Task material:
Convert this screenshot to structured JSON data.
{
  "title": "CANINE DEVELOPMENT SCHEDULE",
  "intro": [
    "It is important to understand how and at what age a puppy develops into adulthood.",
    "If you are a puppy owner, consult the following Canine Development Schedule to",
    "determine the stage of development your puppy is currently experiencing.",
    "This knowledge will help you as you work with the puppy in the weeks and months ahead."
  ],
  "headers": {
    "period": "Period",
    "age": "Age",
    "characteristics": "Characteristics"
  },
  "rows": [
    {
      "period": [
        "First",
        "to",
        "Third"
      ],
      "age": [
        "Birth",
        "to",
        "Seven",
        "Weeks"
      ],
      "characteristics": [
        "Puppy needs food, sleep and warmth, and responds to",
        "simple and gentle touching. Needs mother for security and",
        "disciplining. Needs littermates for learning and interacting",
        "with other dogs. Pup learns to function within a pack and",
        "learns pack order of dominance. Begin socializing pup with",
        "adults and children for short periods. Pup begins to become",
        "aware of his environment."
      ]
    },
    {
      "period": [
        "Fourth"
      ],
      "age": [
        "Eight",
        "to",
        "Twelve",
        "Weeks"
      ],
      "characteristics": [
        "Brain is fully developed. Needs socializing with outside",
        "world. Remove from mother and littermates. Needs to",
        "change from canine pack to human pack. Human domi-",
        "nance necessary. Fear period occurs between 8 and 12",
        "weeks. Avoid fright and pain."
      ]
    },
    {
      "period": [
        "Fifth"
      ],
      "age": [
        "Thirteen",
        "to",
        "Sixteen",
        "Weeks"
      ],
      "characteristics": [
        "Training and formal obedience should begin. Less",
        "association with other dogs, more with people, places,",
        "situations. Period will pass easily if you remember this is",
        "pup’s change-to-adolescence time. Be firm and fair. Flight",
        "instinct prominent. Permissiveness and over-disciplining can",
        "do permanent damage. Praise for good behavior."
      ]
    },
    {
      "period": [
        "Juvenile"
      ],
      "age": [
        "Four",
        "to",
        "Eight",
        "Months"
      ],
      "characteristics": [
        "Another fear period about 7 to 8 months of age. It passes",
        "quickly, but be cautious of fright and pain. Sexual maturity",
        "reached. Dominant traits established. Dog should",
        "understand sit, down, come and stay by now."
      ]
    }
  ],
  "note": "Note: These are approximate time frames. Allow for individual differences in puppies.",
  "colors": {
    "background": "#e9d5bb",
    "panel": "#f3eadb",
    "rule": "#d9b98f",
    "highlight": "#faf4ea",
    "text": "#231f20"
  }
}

Written request:
Search the listing above for the string "with". Copy every line that contains it.

Solution to the exercise:
    "This knowledge will help you as you work with the puppy in the weeks and months ahead."
        "with other dogs. Pup learns to function within a pack and",
        "learns pack order of dominance. Begin socializing pup with",
        "Brain is fully developed. Needs socializing with outside",
        "association with other dogs, more with people, places,",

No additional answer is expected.